- Data supplied:
######
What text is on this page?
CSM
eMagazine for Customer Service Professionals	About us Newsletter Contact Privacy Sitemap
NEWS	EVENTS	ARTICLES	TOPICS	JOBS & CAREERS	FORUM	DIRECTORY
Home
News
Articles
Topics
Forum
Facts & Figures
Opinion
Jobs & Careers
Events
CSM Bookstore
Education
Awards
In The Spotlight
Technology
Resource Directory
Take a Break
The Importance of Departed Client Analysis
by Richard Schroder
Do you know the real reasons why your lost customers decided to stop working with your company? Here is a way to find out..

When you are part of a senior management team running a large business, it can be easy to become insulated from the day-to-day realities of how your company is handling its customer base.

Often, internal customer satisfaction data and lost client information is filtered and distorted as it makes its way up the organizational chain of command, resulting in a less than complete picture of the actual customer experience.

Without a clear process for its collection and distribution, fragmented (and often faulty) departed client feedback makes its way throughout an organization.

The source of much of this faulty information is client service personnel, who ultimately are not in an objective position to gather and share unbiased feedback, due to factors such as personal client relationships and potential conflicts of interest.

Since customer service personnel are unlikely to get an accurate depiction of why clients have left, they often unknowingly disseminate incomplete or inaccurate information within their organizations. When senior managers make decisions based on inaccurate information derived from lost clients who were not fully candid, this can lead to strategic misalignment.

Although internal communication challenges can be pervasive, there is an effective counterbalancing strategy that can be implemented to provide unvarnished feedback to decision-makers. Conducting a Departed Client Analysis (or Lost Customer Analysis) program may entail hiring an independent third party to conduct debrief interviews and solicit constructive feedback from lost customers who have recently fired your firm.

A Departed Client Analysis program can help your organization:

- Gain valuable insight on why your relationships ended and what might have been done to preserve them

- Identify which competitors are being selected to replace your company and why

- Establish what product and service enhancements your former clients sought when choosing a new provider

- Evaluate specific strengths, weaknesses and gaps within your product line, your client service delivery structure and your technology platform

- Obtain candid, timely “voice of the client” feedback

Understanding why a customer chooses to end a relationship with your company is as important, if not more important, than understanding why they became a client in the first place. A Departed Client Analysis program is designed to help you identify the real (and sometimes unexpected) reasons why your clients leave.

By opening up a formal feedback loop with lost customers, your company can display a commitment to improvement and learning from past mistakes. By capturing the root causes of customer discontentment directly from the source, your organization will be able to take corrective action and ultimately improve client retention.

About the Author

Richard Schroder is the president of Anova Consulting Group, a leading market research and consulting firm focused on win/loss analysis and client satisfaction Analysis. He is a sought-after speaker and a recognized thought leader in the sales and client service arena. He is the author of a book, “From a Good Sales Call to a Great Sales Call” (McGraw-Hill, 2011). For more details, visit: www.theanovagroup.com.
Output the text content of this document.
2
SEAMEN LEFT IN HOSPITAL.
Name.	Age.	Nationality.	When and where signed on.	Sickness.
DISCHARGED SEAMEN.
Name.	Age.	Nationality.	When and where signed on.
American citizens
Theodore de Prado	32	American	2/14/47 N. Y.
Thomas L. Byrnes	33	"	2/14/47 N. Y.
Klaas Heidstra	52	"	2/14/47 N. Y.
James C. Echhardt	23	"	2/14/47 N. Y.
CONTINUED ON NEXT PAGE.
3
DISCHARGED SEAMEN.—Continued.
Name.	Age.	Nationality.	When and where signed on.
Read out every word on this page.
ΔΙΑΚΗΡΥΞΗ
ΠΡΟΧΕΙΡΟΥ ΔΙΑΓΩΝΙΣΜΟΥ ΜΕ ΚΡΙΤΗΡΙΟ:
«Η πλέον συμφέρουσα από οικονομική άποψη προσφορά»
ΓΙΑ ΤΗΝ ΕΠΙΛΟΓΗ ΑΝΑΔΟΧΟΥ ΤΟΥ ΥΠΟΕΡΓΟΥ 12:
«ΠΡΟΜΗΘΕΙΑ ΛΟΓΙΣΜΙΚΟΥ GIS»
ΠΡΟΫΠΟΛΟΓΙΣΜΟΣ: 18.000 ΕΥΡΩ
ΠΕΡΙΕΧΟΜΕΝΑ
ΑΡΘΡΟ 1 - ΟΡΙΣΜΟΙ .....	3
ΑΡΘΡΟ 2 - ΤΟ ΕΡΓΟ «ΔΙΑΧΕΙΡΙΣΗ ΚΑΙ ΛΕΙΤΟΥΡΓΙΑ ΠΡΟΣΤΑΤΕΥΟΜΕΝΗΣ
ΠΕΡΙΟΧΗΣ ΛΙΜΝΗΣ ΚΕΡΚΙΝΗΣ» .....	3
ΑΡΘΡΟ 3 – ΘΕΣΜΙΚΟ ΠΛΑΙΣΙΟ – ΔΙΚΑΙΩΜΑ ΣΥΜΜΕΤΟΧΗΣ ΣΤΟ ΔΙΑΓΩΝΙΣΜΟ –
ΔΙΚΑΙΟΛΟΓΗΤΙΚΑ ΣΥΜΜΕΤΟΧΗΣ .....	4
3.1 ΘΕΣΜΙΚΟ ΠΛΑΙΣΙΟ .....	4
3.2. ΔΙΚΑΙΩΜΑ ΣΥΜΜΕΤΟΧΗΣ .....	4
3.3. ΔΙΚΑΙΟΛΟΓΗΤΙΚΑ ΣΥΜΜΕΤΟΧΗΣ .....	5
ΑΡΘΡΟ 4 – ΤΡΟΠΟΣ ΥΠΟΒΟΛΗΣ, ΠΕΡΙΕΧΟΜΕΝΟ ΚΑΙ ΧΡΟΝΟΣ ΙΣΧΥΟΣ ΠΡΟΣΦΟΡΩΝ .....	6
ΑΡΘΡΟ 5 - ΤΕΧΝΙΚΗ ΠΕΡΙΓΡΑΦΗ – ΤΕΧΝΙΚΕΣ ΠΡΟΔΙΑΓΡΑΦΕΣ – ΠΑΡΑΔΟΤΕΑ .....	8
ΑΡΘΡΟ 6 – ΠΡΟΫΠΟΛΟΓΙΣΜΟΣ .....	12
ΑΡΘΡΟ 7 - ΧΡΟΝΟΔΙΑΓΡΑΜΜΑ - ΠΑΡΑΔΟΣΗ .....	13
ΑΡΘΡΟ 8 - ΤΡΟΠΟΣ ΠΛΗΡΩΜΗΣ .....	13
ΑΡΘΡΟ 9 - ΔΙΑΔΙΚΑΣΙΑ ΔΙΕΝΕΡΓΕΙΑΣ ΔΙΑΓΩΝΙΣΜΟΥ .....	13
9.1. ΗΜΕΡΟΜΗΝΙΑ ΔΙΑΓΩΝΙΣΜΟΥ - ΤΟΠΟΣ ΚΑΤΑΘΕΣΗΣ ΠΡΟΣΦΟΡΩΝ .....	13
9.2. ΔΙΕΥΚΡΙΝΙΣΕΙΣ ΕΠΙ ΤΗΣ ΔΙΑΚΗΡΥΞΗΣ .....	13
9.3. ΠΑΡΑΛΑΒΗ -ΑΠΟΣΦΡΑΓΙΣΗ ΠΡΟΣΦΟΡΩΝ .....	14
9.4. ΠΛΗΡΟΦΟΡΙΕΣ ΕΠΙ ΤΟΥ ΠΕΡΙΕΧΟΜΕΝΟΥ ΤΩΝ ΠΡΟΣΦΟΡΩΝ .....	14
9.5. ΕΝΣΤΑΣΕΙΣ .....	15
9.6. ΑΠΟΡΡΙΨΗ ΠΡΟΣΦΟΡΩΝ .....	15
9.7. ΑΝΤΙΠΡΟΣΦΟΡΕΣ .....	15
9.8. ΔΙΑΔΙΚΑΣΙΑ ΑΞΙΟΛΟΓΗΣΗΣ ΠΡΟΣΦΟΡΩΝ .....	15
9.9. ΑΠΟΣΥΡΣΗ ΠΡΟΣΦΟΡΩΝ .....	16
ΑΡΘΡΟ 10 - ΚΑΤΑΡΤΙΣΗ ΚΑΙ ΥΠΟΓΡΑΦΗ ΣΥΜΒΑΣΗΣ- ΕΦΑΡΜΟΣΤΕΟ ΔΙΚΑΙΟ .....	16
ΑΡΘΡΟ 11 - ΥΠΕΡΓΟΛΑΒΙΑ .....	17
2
######
- Task goal: The lines to reproduce run from the one that contains "Read out every word on this page." through the last line above; copy them exactly.

- Exercise response:
Read out every word on this page.
ΔΙΑΚΗΡΥΞΗ
ΠΡΟΧΕΙΡΟΥ ΔΙΑΓΩΝΙΣΜΟΥ ΜΕ ΚΡΙΤΗΡΙΟ:
«Η πλέον συμφέρουσα από οικονομική άποψη προσφορά»
ΓΙΑ ΤΗΝ ΕΠΙΛΟΓΗ ΑΝΑΔΟΧΟΥ ΤΟΥ ΥΠΟΕΡΓΟΥ 12:
«ΠΡΟΜΗΘΕΙΑ ΛΟΓΙΣΜΙΚΟΥ GIS»
ΠΡΟΫΠΟΛΟΓΙΣΜΟΣ: 18.000 ΕΥΡΩ
ΠΕΡΙΕΧΟΜΕΝΑ
ΑΡΘΡΟ 1 - ΟΡΙΣΜΟΙ .....	3
ΑΡΘΡΟ 2 - ΤΟ ΕΡΓΟ «ΔΙΑΧΕΙΡΙΣΗ ΚΑΙ ΛΕΙΤΟΥΡΓΙΑ ΠΡΟΣΤΑΤΕΥΟΜΕΝΗΣ
ΠΕΡΙΟΧΗΣ ΛΙΜΝΗΣ ΚΕΡΚΙΝΗΣ» .....	3
ΑΡΘΡΟ 3 – ΘΕΣΜΙΚΟ ΠΛΑΙΣΙΟ – ΔΙΚΑΙΩΜΑ ΣΥΜΜΕΤΟΧΗΣ ΣΤΟ ΔΙΑΓΩΝΙΣΜΟ –
ΔΙΚΑΙΟΛΟΓΗΤΙΚΑ ΣΥΜΜΕΤΟΧΗΣ .....	4
3.1 ΘΕΣΜΙΚΟ ΠΛΑΙΣΙΟ .....	4
3.2. ΔΙΚΑΙΩΜΑ ΣΥΜΜΕΤΟΧΗΣ .....	4
3.3. ΔΙΚΑΙΟΛΟΓΗΤΙΚΑ ΣΥΜΜΕΤΟΧΗΣ .....	5
ΑΡΘΡΟ 4 – ΤΡΟΠΟΣ ΥΠΟΒΟΛΗΣ, ΠΕΡΙΕΧΟΜΕΝΟ ΚΑΙ ΧΡΟΝΟΣ ΙΣΧΥΟΣ ΠΡΟΣΦΟΡΩΝ .....	6
ΑΡΘΡΟ 5 - ΤΕΧΝΙΚΗ ΠΕΡΙΓΡΑΦΗ – ΤΕΧΝΙΚΕΣ ΠΡΟΔΙΑΓΡΑΦΕΣ – ΠΑΡΑΔΟΤΕΑ .....	8
ΑΡΘΡΟ 6 – ΠΡΟΫΠΟΛΟΓΙΣΜΟΣ .....	12
ΑΡΘΡΟ 7 - ΧΡΟΝΟΔΙΑΓΡΑΜΜΑ - ΠΑΡΑΔΟΣΗ .....	13
ΑΡΘΡΟ 8 - ΤΡΟΠΟΣ ΠΛΗΡΩΜΗΣ .....	13
ΑΡΘΡΟ 9 - ΔΙΑΔΙΚΑΣΙΑ ΔΙΕΝΕΡΓΕΙΑΣ ΔΙΑΓΩΝΙΣΜΟΥ .....	13
9.1. ΗΜΕΡΟΜΗΝΙΑ ΔΙΑΓΩΝΙΣΜΟΥ - ΤΟΠΟΣ ΚΑΤΑΘΕΣΗΣ ΠΡΟΣΦΟΡΩΝ .....	13
9.2. ΔΙΕΥΚΡΙΝΙΣΕΙΣ ΕΠΙ ΤΗΣ ΔΙΑΚΗΡΥΞΗΣ .....	13
9.3. ΠΑΡΑΛΑΒΗ -ΑΠΟΣΦΡΑΓΙΣΗ ΠΡΟΣΦΟΡΩΝ .....	14
9.4. ΠΛΗΡΟΦΟΡΙΕΣ ΕΠΙ ΤΟΥ ΠΕΡΙΕΧΟΜΕΝΟΥ ΤΩΝ ΠΡΟΣΦΟΡΩΝ .....	14
9.5. ΕΝΣΤΑΣΕΙΣ .....	15
9.6. ΑΠΟΡΡΙΨΗ ΠΡΟΣΦΟΡΩΝ .....	15
9.7. ΑΝΤΙΠΡΟΣΦΟΡΕΣ .....	15
9.8. ΔΙΑΔΙΚΑΣΙΑ ΑΞΙΟΛΟΓΗΣΗΣ ΠΡΟΣΦΟΡΩΝ .....	15
9.9. ΑΠΟΣΥΡΣΗ ΠΡΟΣΦΟΡΩΝ .....	16
ΑΡΘΡΟ 10 - ΚΑΤΑΡΤΙΣΗ ΚΑΙ ΥΠΟΓΡΑΦΗ ΣΥΜΒΑΣΗΣ- ΕΦΑΡΜΟΣΤΕΟ ΔΙΚΑΙΟ .....	16
ΑΡΘΡΟ 11 - ΥΠΕΡΓΟΛΑΒΙΑ .....	17
2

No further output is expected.